__SET EXERCISE__: Write the entries out again exactly as they stand, but without the pictures.

┄┄┄┄┄┄

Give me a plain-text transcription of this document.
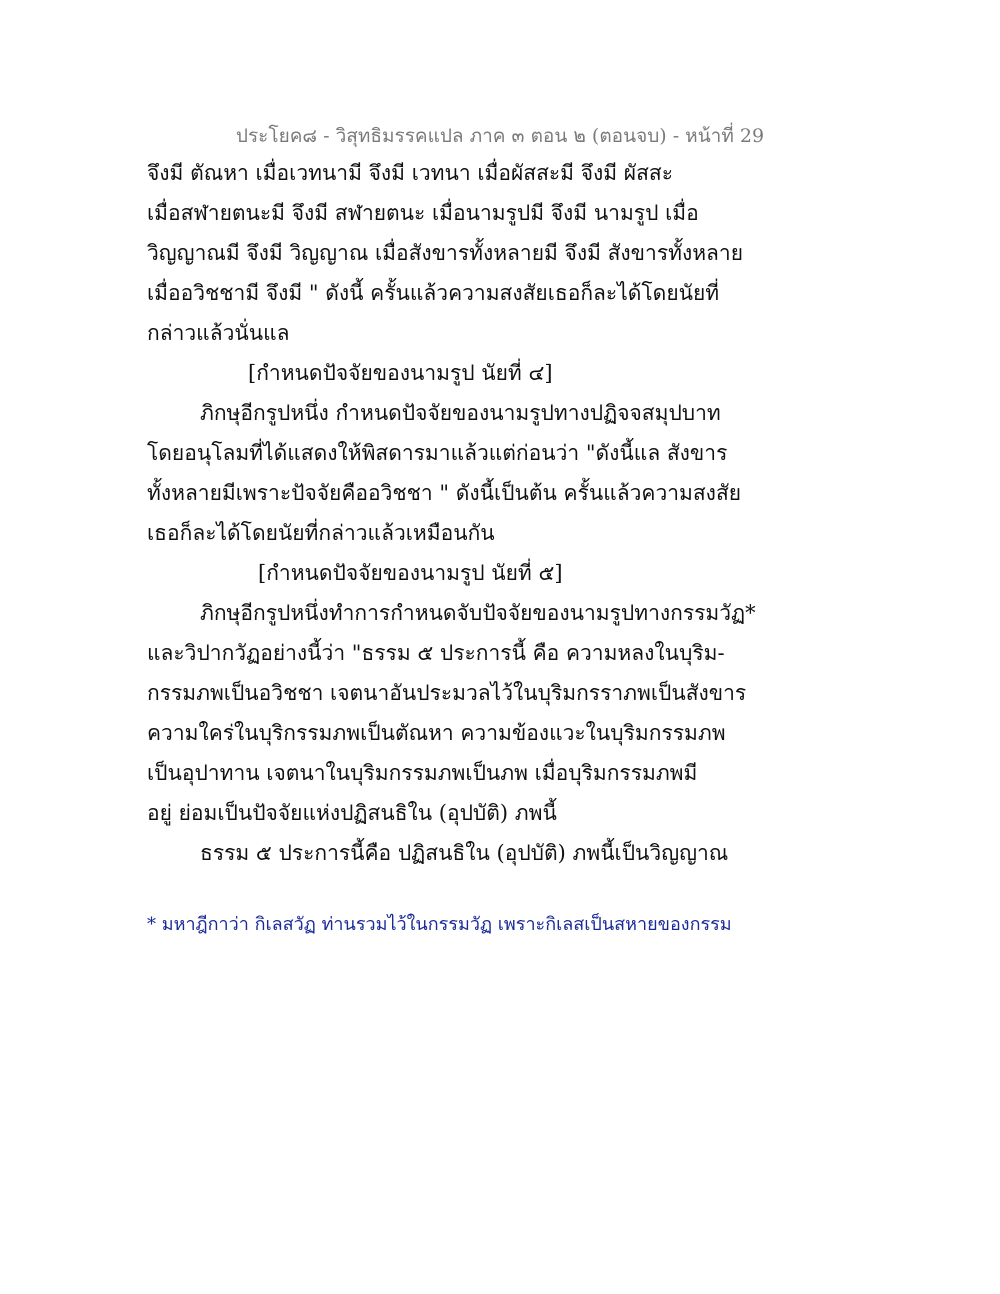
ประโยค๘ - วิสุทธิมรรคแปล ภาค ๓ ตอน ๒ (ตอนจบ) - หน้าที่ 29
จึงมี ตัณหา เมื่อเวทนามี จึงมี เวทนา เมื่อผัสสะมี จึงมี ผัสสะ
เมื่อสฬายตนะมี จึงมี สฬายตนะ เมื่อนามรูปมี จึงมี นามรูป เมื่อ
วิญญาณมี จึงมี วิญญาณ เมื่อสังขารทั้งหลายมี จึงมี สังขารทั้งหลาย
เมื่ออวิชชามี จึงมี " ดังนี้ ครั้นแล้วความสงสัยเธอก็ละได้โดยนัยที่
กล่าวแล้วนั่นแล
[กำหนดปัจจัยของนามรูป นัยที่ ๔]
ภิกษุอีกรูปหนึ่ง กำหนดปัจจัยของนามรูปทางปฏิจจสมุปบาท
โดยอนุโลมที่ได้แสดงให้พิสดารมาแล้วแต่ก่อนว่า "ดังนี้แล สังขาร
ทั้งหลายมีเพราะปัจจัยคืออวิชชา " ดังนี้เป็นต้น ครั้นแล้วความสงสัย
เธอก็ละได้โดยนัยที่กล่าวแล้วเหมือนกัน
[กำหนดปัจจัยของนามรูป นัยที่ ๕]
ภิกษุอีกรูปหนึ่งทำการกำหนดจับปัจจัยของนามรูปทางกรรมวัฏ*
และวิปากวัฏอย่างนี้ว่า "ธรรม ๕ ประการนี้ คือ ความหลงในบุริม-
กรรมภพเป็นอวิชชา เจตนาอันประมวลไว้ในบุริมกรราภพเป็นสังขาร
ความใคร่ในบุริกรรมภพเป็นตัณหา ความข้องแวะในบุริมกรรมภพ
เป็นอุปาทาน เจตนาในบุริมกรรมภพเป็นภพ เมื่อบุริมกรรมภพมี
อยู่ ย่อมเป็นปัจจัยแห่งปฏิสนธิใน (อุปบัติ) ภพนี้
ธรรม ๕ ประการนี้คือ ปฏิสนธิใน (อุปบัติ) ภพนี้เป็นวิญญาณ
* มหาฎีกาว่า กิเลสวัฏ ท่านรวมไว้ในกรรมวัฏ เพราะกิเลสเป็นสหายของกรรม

┄┄┄┄┄┄

__THE SOLUTION__:
Give me a plain-text transcription of this document.
ประโยค๘ - วิสุทธิมรรคแปล ภาค ๓ ตอน ๒ (ตอนจบ) - หน้าที่ 29
จึงมี ตัณหา เมื่อเวทนามี จึงมี เวทนา เมื่อผัสสะมี จึงมี ผัสสะ
เมื่อสฬายตนะมี จึงมี สฬายตนะ เมื่อนามรูปมี จึงมี นามรูป เมื่อ
วิญญาณมี จึงมี วิญญาณ เมื่อสังขารทั้งหลายมี จึงมี สังขารทั้งหลาย
เมื่ออวิชชามี จึงมี " ดังนี้ ครั้นแล้วความสงสัยเธอก็ละได้โดยนัยที่
กล่าวแล้วนั่นแล
[กำหนดปัจจัยของนามรูป นัยที่ ๔]
ภิกษุอีกรูปหนึ่ง กำหนดปัจจัยของนามรูปทางปฏิจจสมุปบาท
โดยอนุโลมที่ได้แสดงให้พิสดารมาแล้วแต่ก่อนว่า "ดังนี้แล สังขาร
ทั้งหลายมีเพราะปัจจัยคืออวิชชา " ดังนี้เป็นต้น ครั้นแล้วความสงสัย
เธอก็ละได้โดยนัยที่กล่าวแล้วเหมือนกัน
[กำหนดปัจจัยของนามรูป นัยที่ ๕]
ภิกษุอีกรูปหนึ่งทำการกำหนดจับปัจจัยของนามรูปทางกรรมวัฏ*
และวิปากวัฏอย่างนี้ว่า "ธรรม ๕ ประการนี้ คือ ความหลงในบุริม-
กรรมภพเป็นอวิชชา เจตนาอันประมวลไว้ในบุริมกรราภพเป็นสังขาร
ความใคร่ในบุริกรรมภพเป็นตัณหา ความข้องแวะในบุริมกรรมภพ
เป็นอุปาทาน เจตนาในบุริมกรรมภพเป็นภพ เมื่อบุริมกรรมภพมี
อยู่ ย่อมเป็นปัจจัยแห่งปฏิสนธิใน (อุปบัติ) ภพนี้
ธรรม ๕ ประการนี้คือ ปฏิสนธิใน (อุปบัติ) ภพนี้เป็นวิญญาณ
* มหาฎีกาว่า กิเลสวัฏ ท่านรวมไว้ในกรรมวัฏ เพราะกิเลสเป็นสหายของกรรม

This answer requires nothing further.